SHORT TASK:
Could you copy, word for word, only the lines from the one containing "OCR this image." through the last line of the records below, both included?

Dataset items:

>> begin

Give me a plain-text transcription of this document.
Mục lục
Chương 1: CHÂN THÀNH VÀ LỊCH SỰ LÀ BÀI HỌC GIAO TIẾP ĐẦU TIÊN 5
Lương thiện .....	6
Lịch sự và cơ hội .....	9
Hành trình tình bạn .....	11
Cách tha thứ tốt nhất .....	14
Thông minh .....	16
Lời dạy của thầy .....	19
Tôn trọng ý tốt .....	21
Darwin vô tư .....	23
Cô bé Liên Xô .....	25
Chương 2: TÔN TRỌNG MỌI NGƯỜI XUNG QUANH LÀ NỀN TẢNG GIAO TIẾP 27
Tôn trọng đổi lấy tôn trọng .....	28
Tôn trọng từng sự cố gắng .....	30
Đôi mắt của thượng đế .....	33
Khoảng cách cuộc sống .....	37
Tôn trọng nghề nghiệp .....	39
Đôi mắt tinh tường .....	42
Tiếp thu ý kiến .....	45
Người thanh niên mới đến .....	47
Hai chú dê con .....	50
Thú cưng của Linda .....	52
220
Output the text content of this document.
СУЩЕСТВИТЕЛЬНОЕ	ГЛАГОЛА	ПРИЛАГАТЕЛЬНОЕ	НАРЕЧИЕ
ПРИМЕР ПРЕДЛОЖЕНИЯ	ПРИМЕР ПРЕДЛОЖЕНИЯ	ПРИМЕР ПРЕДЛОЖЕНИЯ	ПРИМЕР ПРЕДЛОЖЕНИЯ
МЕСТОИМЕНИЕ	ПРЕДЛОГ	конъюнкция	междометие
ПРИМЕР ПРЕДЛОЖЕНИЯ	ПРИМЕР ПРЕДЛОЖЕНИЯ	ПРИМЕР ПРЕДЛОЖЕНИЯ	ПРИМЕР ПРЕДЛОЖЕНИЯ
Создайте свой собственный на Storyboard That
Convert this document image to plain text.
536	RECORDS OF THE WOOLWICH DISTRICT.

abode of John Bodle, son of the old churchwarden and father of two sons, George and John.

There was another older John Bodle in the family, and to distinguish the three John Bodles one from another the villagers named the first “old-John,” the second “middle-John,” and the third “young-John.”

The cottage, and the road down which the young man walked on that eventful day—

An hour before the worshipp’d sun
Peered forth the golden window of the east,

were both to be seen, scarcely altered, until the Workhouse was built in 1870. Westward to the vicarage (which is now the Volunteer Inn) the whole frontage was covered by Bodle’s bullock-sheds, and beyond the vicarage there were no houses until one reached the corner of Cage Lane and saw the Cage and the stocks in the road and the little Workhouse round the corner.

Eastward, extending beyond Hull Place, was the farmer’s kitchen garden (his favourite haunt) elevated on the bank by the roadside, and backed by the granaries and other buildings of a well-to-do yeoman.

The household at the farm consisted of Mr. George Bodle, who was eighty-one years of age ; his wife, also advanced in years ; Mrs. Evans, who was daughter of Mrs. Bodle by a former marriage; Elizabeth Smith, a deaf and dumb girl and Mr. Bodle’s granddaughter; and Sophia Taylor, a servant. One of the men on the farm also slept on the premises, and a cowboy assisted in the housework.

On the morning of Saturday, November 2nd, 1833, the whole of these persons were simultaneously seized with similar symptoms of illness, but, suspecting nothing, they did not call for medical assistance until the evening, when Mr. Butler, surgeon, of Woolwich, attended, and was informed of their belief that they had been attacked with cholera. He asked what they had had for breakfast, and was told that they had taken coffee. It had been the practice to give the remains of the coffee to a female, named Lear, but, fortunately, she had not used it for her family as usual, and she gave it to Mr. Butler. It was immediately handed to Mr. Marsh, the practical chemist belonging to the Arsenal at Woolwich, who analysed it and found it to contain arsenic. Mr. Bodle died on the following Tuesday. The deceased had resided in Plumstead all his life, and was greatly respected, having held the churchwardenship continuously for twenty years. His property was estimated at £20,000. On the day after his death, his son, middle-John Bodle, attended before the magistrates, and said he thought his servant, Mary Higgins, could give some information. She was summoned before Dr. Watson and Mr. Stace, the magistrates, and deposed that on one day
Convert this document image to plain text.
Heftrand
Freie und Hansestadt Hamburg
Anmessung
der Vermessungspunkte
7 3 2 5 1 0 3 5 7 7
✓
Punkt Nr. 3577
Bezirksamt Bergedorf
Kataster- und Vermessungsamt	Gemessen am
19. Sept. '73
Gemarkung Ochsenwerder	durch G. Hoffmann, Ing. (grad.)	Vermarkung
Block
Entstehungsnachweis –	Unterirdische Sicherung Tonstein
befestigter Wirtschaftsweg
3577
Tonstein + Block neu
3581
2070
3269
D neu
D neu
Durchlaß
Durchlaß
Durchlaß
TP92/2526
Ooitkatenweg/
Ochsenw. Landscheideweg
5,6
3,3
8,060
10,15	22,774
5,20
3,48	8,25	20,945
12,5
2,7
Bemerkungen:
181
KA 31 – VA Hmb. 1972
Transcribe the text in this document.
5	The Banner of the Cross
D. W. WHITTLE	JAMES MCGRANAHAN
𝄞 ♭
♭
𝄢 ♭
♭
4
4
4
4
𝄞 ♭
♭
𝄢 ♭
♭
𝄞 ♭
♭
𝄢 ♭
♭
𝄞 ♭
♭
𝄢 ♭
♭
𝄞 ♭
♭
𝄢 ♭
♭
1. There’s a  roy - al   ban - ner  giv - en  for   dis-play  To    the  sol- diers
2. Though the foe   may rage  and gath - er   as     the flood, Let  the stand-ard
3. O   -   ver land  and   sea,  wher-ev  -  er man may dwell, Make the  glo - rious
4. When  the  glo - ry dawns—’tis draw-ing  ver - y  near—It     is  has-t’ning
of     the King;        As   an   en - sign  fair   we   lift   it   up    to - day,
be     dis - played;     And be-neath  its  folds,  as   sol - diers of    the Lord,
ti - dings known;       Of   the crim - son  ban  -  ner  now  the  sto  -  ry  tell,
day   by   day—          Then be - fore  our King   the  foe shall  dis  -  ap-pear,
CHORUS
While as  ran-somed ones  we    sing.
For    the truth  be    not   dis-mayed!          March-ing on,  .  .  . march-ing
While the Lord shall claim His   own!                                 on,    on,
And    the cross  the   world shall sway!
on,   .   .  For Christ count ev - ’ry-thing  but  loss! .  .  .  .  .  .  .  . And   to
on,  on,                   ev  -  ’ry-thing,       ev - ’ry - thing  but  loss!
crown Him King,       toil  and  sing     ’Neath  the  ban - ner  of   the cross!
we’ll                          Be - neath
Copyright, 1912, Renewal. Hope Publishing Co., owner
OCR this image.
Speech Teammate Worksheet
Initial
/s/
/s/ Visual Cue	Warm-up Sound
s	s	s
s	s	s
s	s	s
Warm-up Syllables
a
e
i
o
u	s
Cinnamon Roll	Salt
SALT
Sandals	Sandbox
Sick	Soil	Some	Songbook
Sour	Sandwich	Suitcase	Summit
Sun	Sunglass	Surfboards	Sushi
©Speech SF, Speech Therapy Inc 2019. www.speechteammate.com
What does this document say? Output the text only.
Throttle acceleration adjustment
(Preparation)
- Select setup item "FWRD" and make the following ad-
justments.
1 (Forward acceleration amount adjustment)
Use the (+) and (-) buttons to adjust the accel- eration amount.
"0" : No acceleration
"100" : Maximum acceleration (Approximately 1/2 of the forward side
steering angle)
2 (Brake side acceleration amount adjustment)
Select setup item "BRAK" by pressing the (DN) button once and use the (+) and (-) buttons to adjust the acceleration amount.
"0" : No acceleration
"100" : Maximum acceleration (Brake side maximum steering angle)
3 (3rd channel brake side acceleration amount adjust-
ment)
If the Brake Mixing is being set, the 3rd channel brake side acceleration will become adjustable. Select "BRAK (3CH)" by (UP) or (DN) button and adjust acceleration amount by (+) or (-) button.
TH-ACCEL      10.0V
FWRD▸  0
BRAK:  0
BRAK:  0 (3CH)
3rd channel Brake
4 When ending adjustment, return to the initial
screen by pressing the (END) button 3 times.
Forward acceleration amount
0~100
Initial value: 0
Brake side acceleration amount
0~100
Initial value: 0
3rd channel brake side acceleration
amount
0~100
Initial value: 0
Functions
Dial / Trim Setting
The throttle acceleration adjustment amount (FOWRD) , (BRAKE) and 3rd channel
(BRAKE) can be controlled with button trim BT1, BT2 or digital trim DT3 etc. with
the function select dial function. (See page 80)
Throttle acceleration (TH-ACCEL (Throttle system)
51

>> end

SOLUTION TO THE PROBLEM:
OCR this image.
Speech Teammate Worksheet
Initial
/s/
/s/ Visual Cue	Warm-up Sound
s	s	s
s	s	s
s	s	s
Warm-up Syllables
a
e
i
o
u	s
Cinnamon Roll	Salt
SALT
Sandals	Sandbox
Sick	Soil	Some	Songbook
Sour	Sandwich	Suitcase	Summit
Sun	Sunglass	Surfboards	Sushi
©Speech SF, Speech Therapy Inc 2019. www.speechteammate.com
What does this document say? Output the text only.
Throttle acceleration adjustment
(Preparation)
- Select setup item "FWRD" and make the following ad-
justments.
1 (Forward acceleration amount adjustment)
Use the (+) and (-) buttons to adjust the accel- eration amount.
"0" : No acceleration
"100" : Maximum acceleration (Approximately 1/2 of the forward side
steering angle)
2 (Brake side acceleration amount adjustment)
Select setup item "BRAK" by pressing the (DN) button once and use the (+) and (-) buttons to adjust the acceleration amount.
"0" : No acceleration
"100" : Maximum acceleration (Brake side maximum steering angle)
3 (3rd channel brake side acceleration amount adjust-
ment)
If the Brake Mixing is being set, the 3rd channel brake side acceleration will become adjustable. Select "BRAK (3CH)" by (UP) or (DN) button and adjust acceleration amount by (+) or (-) button.
TH-ACCEL      10.0V
FWRD▸  0
BRAK:  0
BRAK:  0 (3CH)
3rd channel Brake
4 When ending adjustment, return to the initial
screen by pressing the (END) button 3 times.
Forward acceleration amount
0~100
Initial value: 0
Brake side acceleration amount
0~100
Initial value: 0
3rd channel brake side acceleration
amount
0~100
Initial value: 0
Functions
Dial / Trim Setting
The throttle acceleration adjustment amount (FOWRD) , (BRAKE) and 3rd channel
(BRAKE) can be controlled with button trim BT1, BT2 or digital trim DT3 etc. with
the function select dial function. (See page 80)
Throttle acceleration (TH-ACCEL (Throttle system)
51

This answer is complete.